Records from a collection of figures
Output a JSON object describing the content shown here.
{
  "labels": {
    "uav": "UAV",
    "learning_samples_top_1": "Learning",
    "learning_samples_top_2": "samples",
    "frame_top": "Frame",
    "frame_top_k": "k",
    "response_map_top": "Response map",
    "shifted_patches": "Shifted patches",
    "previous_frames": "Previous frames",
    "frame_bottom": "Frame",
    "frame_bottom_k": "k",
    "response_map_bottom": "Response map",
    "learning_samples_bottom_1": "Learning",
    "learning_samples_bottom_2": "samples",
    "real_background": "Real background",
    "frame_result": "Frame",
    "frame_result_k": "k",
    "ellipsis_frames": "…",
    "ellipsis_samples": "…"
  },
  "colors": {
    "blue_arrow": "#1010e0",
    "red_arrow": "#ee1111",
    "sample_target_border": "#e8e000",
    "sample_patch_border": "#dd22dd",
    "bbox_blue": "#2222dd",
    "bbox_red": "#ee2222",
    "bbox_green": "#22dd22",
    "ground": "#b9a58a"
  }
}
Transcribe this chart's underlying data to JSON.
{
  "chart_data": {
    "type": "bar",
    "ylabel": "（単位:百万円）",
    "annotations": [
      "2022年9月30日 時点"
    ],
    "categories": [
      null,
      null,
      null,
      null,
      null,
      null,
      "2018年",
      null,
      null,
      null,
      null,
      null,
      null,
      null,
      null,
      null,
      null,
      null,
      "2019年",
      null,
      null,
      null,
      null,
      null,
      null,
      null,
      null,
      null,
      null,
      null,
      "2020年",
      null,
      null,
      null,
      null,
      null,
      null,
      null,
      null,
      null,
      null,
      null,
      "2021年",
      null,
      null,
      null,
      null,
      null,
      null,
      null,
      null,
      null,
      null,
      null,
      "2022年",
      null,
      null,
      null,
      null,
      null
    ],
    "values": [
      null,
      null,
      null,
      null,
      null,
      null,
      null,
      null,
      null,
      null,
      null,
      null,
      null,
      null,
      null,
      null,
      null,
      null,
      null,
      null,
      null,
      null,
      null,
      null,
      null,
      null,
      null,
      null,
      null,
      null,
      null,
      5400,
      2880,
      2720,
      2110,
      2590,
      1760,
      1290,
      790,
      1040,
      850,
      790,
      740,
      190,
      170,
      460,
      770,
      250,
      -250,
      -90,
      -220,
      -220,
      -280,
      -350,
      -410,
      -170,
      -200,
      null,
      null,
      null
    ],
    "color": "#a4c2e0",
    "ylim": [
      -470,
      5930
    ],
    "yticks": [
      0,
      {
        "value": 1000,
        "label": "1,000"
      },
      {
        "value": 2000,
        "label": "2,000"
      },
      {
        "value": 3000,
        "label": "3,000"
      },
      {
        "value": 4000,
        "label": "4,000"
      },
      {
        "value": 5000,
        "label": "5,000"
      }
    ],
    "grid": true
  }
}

_EXERCISE INSTRUCTIONS_
Can you give every line above again, exactly as written?

_SOLUTION_
Output a JSON object describing the content shown here.
{
  "labels": {
    "uav": "UAV",
    "learning_samples_top_1": "Learning",
    "learning_samples_top_2": "samples",
    "frame_top": "Frame",
    "frame_top_k": "k",
    "response_map_top": "Response map",
    "shifted_patches": "Shifted patches",
    "previous_frames": "Previous frames",
    "frame_bottom": "Frame",
    "frame_bottom_k": "k",
    "response_map_bottom": "Response map",
    "learning_samples_bottom_1": "Learning",
    "learning_samples_bottom_2": "samples",
    "real_background": "Real background",
    "frame_result": "Frame",
    "frame_result_k": "k",
    "ellipsis_frames": "…",
    "ellipsis_samples": "…"
  },
  "colors": {
    "blue_arrow": "#1010e0",
    "red_arrow": "#ee1111",
    "sample_target_border": "#e8e000",
    "sample_patch_border": "#dd22dd",
    "bbox_blue": "#2222dd",
    "bbox_red": "#ee2222",
    "bbox_green": "#22dd22",
    "ground": "#b9a58a"
  }
}
Transcribe this chart's underlying data to JSON.
{
  "chart_data": {
    "type": "bar",
    "ylabel": "（単位:百万円）",
    "annotations": [
      "2022年9月30日 時点"
    ],
    "categories": [
      null,
      null,
      null,
      null,
      null,
      null,
      "2018年",
      null,
      null,
      null,
      null,
      null,
      null,
      null,
      null,
      null,
      null,
      null,
      "2019年",
      null,
      null,
      null,
      null,
      null,
      null,
      null,
      null,
      null,
      null,
      null,
      "2020年",
      null,
      null,
      null,
      null,
      null,
      null,
      null,
      null,
      null,
      null,
      null,
      "2021年",
      null,
      null,
      null,
      null,
      null,
      null,
      null,
      null,
      null,
      null,
      null,
      "2022年",
      null,
      null,
      null,
      null,
      null
    ],
    "values": [
      null,
      null,
      null,
      null,
      null,
      null,
      null,
      null,
      null,
      null,
      null,
      null,
      null,
      null,
      null,
      null,
      null,
      null,
      null,
      null,
      null,
      null,
      null,
      null,
      null,
      null,
      null,
      null,
      null,
      null,
      null,
      5400,
      2880,
      2720,
      2110,
      2590,
      1760,
      1290,
      790,
      1040,
      850,
      790,
      740,
      190,
      170,
      460,
      770,
      250,
      -250,
      -90,
      -220,
      -220,
      -280,
      -350,
      -410,
      -170,
      -200,
      null,
      null,
      null
    ],
    "color": "#a4c2e0",
    "ylim": [
      -470,
      5930
    ],
    "yticks": [
      0,
      {
        "value": 1000,
        "label": "1,000"
      },
      {
        "value": 2000,
        "label": "2,000"
      },
      {
        "value": 3000,
        "label": "3,000"
      },
      {
        "value": 4000,
        "label": "4,000"
      },
      {
        "value": 5000,
        "label": "5,000"
      }
    ],
    "grid": true
  }
}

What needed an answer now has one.